+++ Material for this exercise +++
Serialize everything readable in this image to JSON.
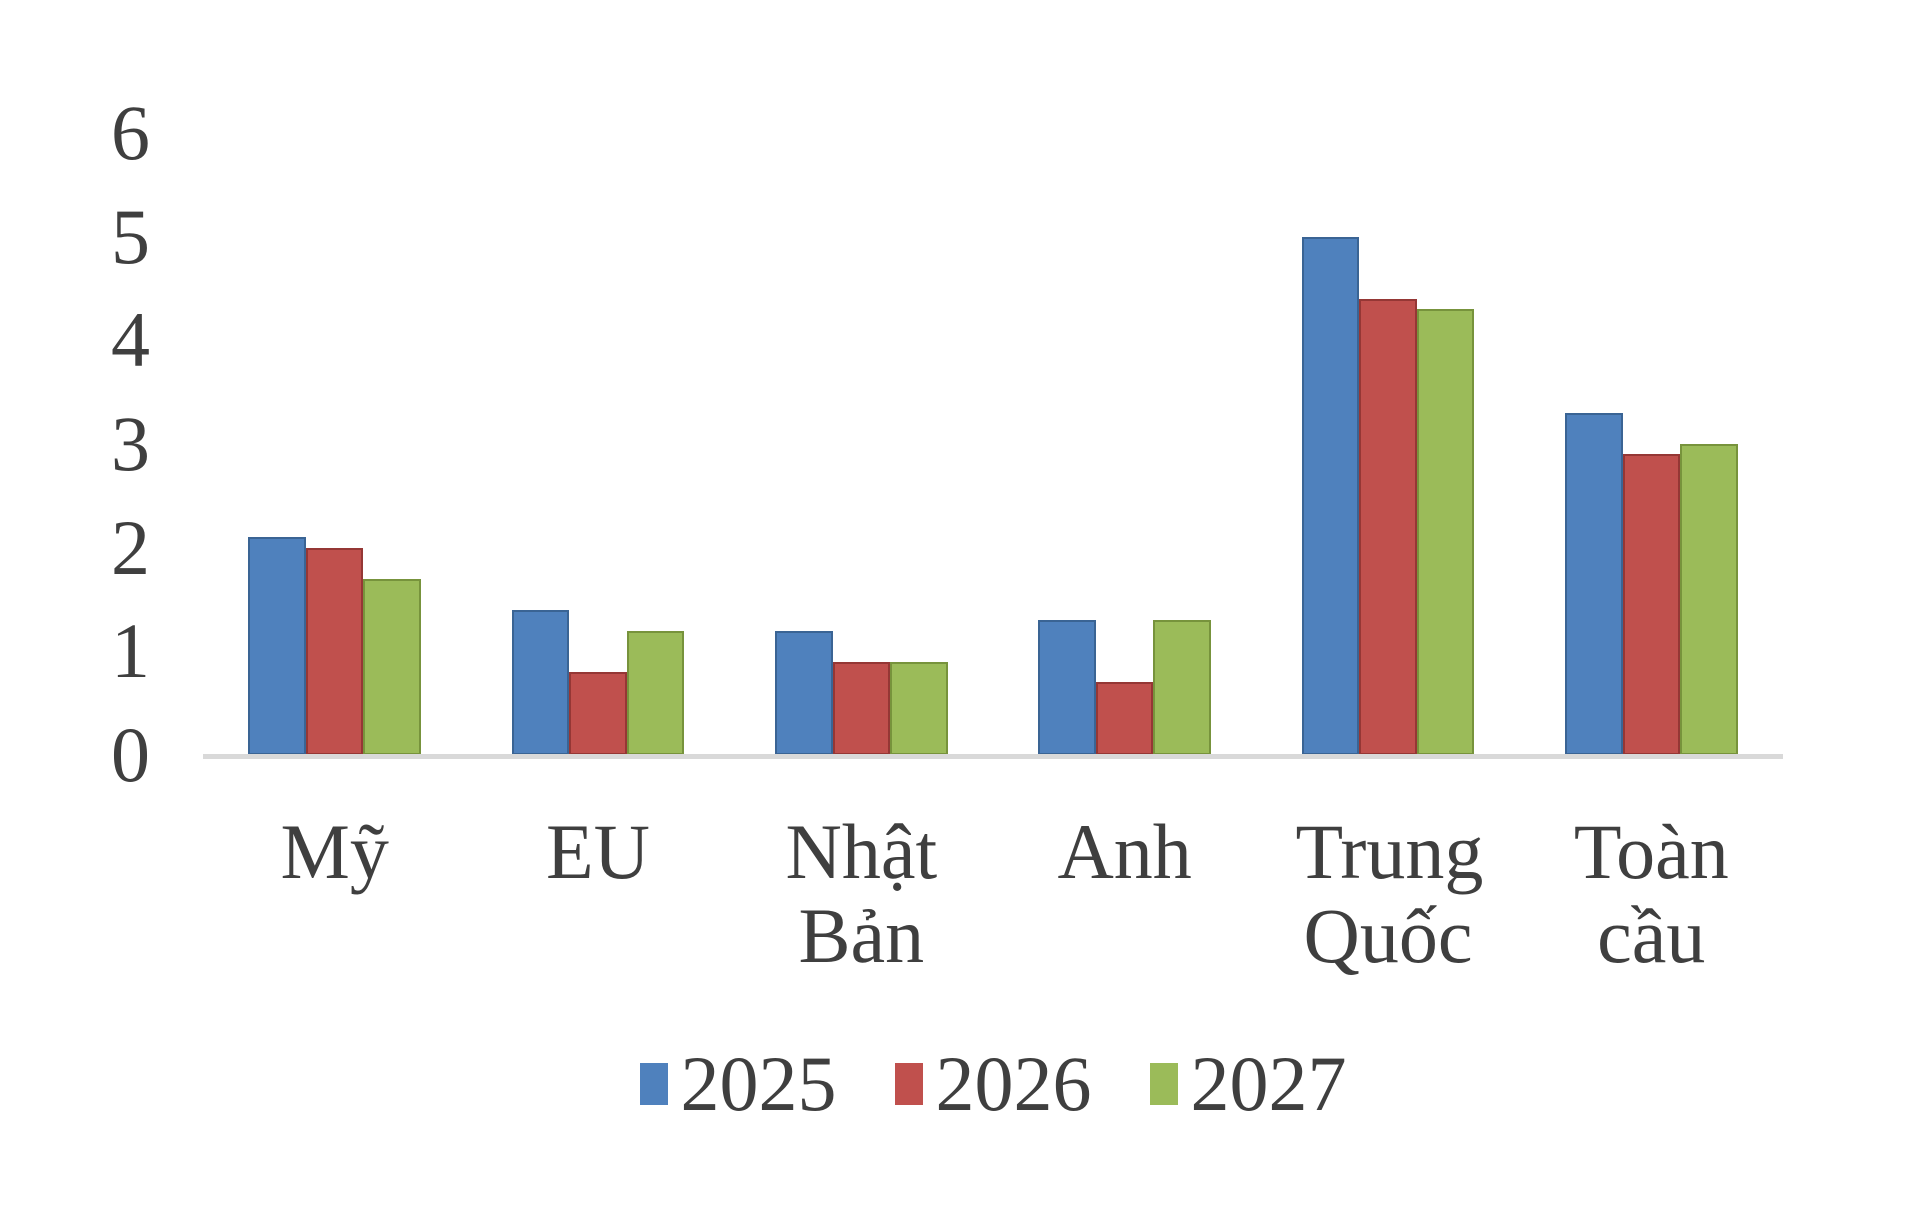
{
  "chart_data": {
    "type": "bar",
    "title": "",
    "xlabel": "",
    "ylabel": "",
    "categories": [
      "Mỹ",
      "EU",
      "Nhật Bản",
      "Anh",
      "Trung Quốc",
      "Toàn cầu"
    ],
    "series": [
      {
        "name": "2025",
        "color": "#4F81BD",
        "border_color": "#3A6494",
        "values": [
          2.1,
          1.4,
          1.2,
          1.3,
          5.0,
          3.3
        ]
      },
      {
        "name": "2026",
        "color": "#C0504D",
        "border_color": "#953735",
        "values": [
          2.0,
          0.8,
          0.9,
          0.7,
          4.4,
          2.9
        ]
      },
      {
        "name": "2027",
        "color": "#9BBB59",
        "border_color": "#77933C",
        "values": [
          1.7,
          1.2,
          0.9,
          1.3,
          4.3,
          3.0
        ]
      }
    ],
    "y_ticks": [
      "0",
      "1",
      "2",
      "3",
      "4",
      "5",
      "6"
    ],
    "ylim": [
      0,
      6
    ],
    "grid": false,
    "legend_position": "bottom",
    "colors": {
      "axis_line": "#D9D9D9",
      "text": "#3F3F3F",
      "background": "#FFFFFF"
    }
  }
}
+++
Your copy of the data should match it exactly, except that pictures are left out.

## Completed task:
Serialize everything readable in this image to JSON.
{
  "chart_data": {
    "type": "bar",
    "title": "",
    "xlabel": "",
    "ylabel": "",
    "categories": [
      "Mỹ",
      "EU",
      "Nhật Bản",
      "Anh",
      "Trung Quốc",
      "Toàn cầu"
    ],
    "series": [
      {
        "name": "2025",
        "color": "#4F81BD",
        "border_color": "#3A6494",
        "values": [
          2.1,
          1.4,
          1.2,
          1.3,
          5.0,
          3.3
        ]
      },
      {
        "name": "2026",
        "color": "#C0504D",
        "border_color": "#953735",
        "values": [
          2.0,
          0.8,
          0.9,
          0.7,
          4.4,
          2.9
        ]
      },
      {
        "name": "2027",
        "color": "#9BBB59",
        "border_color": "#77933C",
        "values": [
          1.7,
          1.2,
          0.9,
          1.3,
          4.3,
          3.0
        ]
      }
    ],
    "y_ticks": [
      "0",
      "1",
      "2",
      "3",
      "4",
      "5",
      "6"
    ],
    "ylim": [
      0,
      6
    ],
    "grid": false,
    "legend_position": "bottom",
    "colors": {
      "axis_line": "#D9D9D9",
      "text": "#3F3F3F",
      "background": "#FFFFFF"
    }
  }
}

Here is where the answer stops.